> [WHAT TO WORK ON]: Your task is to print the material below exactly as presented.

> [Records excerpted from a collection]:
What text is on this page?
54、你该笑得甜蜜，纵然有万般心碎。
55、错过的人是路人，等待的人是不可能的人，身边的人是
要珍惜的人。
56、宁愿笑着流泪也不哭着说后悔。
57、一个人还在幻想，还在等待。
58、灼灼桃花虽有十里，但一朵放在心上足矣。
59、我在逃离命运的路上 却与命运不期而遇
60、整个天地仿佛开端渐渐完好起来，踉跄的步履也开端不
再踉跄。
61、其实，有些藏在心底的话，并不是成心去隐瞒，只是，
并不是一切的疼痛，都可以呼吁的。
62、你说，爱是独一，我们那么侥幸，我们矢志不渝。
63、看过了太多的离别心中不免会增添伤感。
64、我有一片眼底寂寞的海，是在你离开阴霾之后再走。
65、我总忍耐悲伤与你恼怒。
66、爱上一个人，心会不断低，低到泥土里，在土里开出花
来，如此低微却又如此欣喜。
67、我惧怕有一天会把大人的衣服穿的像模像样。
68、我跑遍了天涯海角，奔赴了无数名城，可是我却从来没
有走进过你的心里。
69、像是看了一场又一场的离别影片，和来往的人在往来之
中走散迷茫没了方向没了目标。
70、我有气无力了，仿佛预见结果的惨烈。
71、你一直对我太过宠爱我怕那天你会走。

> [REPLY]:
What text is on this page?
54、你该笑得甜蜜，纵然有万般心碎。
55、错过的人是路人，等待的人是不可能的人，身边的人是
要珍惜的人。
56、宁愿笑着流泪也不哭着说后悔。
57、一个人还在幻想，还在等待。
58、灼灼桃花虽有十里，但一朵放在心上足矣。
59、我在逃离命运的路上 却与命运不期而遇
60、整个天地仿佛开端渐渐完好起来，踉跄的步履也开端不
再踉跄。
61、其实，有些藏在心底的话，并不是成心去隐瞒，只是，
并不是一切的疼痛，都可以呼吁的。
62、你说，爱是独一，我们那么侥幸，我们矢志不渝。
63、看过了太多的离别心中不免会增添伤感。
64、我有一片眼底寂寞的海，是在你离开阴霾之后再走。
65、我总忍耐悲伤与你恼怒。
66、爱上一个人，心会不断低，低到泥土里，在土里开出花
来，如此低微却又如此欣喜。
67、我惧怕有一天会把大人的衣服穿的像模像样。
68、我跑遍了天涯海角，奔赴了无数名城，可是我却从来没
有走进过你的心里。
69、像是看了一场又一场的离别影片，和来往的人在往来之
中走散迷茫没了方向没了目标。
70、我有气无力了，仿佛预见结果的惨烈。
71、你一直对我太过宠爱我怕那天你会走。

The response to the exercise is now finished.